Pull every line containing "JSON" from the entries.

************

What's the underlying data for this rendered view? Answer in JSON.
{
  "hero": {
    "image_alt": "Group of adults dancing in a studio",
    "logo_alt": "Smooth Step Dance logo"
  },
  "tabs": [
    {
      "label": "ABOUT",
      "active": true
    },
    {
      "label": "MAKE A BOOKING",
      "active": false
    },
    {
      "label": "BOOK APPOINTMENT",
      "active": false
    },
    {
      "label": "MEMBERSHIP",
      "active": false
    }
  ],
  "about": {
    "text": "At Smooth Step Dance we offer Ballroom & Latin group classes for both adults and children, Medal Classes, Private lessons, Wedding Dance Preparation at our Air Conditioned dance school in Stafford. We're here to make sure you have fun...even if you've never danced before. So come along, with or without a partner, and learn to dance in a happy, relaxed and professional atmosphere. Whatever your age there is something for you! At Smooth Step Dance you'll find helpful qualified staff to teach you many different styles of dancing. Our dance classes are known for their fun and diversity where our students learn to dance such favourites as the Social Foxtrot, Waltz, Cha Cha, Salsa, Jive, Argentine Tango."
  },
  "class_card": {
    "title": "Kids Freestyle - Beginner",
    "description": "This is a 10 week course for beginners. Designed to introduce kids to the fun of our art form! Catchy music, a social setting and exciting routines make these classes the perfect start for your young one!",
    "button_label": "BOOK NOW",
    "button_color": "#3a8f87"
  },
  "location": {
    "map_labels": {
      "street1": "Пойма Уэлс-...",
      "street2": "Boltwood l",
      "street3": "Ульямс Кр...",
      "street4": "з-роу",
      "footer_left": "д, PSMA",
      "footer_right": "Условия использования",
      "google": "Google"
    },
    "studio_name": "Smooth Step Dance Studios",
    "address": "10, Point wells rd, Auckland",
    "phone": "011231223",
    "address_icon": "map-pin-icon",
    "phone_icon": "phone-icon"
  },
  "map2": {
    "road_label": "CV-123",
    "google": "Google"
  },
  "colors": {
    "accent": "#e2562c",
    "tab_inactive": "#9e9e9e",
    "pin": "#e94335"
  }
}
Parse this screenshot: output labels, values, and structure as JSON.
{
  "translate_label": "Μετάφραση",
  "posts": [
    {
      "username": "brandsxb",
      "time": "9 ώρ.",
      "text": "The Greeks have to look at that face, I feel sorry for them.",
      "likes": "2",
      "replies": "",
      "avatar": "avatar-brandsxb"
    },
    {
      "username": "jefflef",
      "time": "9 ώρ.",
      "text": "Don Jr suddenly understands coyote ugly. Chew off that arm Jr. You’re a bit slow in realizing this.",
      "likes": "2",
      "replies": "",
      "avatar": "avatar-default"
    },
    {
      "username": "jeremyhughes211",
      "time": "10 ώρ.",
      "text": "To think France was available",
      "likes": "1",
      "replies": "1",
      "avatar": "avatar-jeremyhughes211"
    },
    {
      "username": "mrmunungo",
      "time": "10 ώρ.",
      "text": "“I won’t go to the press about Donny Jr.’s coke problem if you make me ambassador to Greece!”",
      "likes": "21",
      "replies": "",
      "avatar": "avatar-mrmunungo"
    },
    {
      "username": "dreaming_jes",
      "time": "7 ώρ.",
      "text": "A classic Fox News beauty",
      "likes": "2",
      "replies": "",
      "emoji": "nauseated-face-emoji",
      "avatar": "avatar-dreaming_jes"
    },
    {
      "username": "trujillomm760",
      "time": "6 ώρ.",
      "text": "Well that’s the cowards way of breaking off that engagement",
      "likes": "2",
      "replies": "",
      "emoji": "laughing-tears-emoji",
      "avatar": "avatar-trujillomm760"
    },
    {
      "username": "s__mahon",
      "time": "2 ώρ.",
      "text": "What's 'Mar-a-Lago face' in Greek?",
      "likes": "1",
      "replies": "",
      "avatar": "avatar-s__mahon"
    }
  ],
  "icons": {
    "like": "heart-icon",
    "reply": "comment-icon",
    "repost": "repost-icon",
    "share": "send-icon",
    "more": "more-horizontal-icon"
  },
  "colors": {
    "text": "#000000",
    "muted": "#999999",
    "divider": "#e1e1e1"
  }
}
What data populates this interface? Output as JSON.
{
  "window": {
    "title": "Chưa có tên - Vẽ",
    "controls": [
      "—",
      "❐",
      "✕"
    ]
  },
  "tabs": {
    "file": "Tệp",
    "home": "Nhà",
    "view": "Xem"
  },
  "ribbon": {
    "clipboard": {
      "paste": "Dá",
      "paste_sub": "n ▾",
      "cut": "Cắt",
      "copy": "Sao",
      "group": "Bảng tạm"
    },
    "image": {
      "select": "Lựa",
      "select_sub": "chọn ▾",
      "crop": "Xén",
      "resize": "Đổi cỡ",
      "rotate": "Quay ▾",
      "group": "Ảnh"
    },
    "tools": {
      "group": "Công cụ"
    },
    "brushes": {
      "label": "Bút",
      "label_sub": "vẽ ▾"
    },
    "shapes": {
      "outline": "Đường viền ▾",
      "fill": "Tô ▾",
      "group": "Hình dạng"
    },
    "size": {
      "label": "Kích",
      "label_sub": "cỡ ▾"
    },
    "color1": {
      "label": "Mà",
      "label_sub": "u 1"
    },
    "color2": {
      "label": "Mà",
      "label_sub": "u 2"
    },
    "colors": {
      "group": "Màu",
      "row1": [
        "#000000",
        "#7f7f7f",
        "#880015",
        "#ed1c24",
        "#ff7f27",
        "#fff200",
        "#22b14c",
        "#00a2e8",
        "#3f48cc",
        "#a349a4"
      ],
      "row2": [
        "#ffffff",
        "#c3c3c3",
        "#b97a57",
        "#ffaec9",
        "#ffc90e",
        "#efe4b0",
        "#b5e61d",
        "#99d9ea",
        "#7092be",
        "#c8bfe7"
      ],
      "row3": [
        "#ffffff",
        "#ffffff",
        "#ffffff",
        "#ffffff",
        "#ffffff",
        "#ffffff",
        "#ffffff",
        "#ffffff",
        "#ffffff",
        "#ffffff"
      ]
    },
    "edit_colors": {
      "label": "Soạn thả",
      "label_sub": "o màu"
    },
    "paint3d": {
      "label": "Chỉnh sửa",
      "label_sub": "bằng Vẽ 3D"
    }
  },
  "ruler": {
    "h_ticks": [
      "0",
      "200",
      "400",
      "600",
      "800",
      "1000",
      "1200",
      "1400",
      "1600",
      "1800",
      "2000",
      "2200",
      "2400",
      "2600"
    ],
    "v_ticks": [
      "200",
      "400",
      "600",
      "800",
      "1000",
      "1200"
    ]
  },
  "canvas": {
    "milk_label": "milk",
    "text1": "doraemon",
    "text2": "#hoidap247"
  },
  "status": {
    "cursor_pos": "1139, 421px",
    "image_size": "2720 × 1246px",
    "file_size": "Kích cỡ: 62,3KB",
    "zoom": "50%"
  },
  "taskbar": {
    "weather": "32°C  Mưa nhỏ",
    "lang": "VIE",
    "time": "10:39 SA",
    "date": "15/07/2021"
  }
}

************

§ **Solution below**:
What's the underlying data for this rendered view? Answer in JSON.
Parse this screenshot: output labels, values, and structure as JSON.
What data populates this interface? Output as JSON.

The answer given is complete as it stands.